» Written exercise
Will you extract the entries word for word? Images should not appear in the copy.

» Input rows
------------------------

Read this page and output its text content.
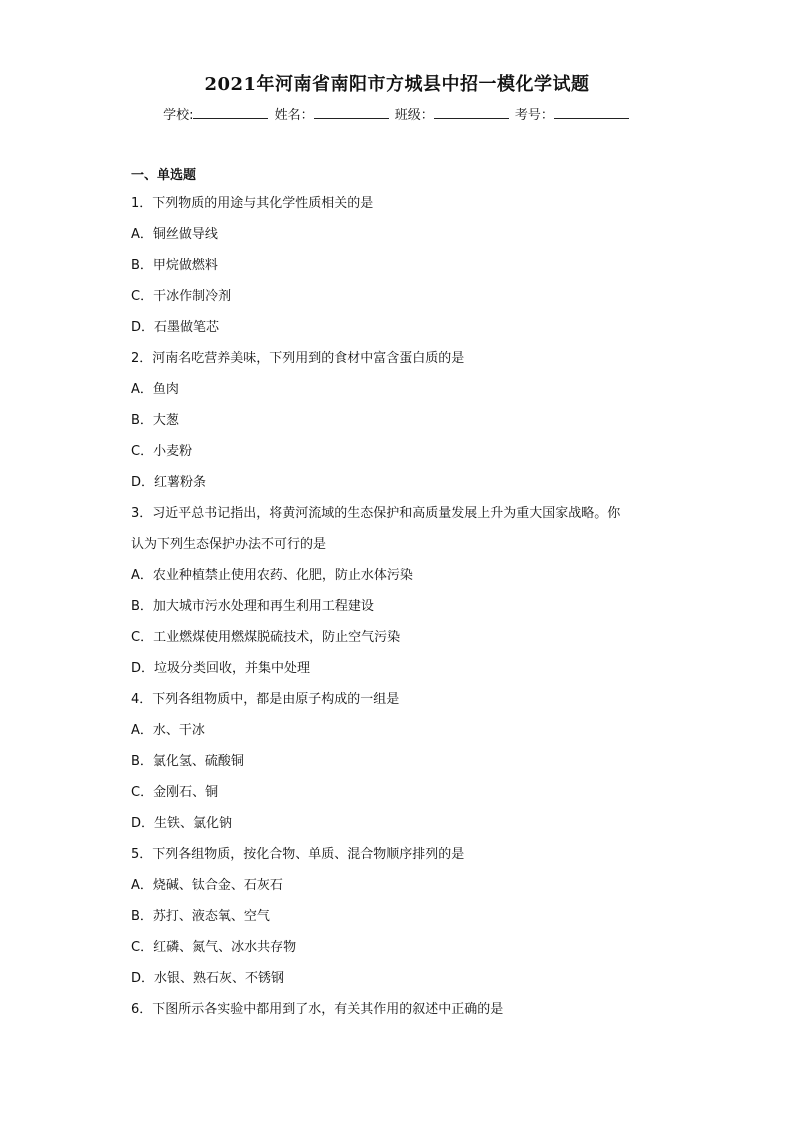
2021年河南省南阳市方城县中招一模化学试题
学校:	姓名：	班级：	考号：
一、单选题
1．下列物质的用途与其化学性质相关的是
A．铜丝做导线
B．甲烷做燃料
C．干冰作制冷剂
D．石墨做笔芯
2．河南名吃营养美味，下列用到的食材中富含蛋白质的是
A．鱼肉
B．大葱
C．小麦粉
D．红薯粉条
3．习近平总书记指出，将黄河流域的生态保护和高质量发展上升为重大国家战略。你
认为下列生态保护办法不可行的是
A．农业种植禁止使用农药、化肥，防止水体污染
B．加大城市污水处理和再生利用工程建设
C．工业燃煤使用燃煤脱硫技术，防止空气污染
D．垃圾分类回收，并集中处理
4．下列各组物质中，都是由原子构成的一组是
A．水、干冰
B．氯化氢、硫酸铜
C．金刚石、铜
D．生铁、氯化钠
5．下列各组物质，按化合物、单质、混合物顺序排列的是
A．烧碱、钛合金、石灰石
B．苏打、液态氧、空气
C．红磷、氮气、冰水共存物
D．水银、熟石灰、不锈钢
6．下图所示各实验中都用到了水，有关其作用的叙述中正确的是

------------------------

» Correct output
Read this page and output its text content.
2021年河南省南阳市方城县中招一模化学试题
学校:	姓名：	班级：	考号：
一、单选题
1．下列物质的用途与其化学性质相关的是
A．铜丝做导线
B．甲烷做燃料
C．干冰作制冷剂
D．石墨做笔芯
2．河南名吃营养美味，下列用到的食材中富含蛋白质的是
A．鱼肉
B．大葱
C．小麦粉
D．红薯粉条
3．习近平总书记指出，将黄河流域的生态保护和高质量发展上升为重大国家战略。你
认为下列生态保护办法不可行的是
A．农业种植禁止使用农药、化肥，防止水体污染
B．加大城市污水处理和再生利用工程建设
C．工业燃煤使用燃煤脱硫技术，防止空气污染
D．垃圾分类回收，并集中处理
4．下列各组物质中，都是由原子构成的一组是
A．水、干冰
B．氯化氢、硫酸铜
C．金刚石、铜
D．生铁、氯化钠
5．下列各组物质，按化合物、单质、混合物顺序排列的是
A．烧碱、钛合金、石灰石
B．苏打、液态氧、空气
C．红磷、氮气、冰水共存物
D．水银、熟石灰、不锈钢
6．下图所示各实验中都用到了水，有关其作用的叙述中正确的是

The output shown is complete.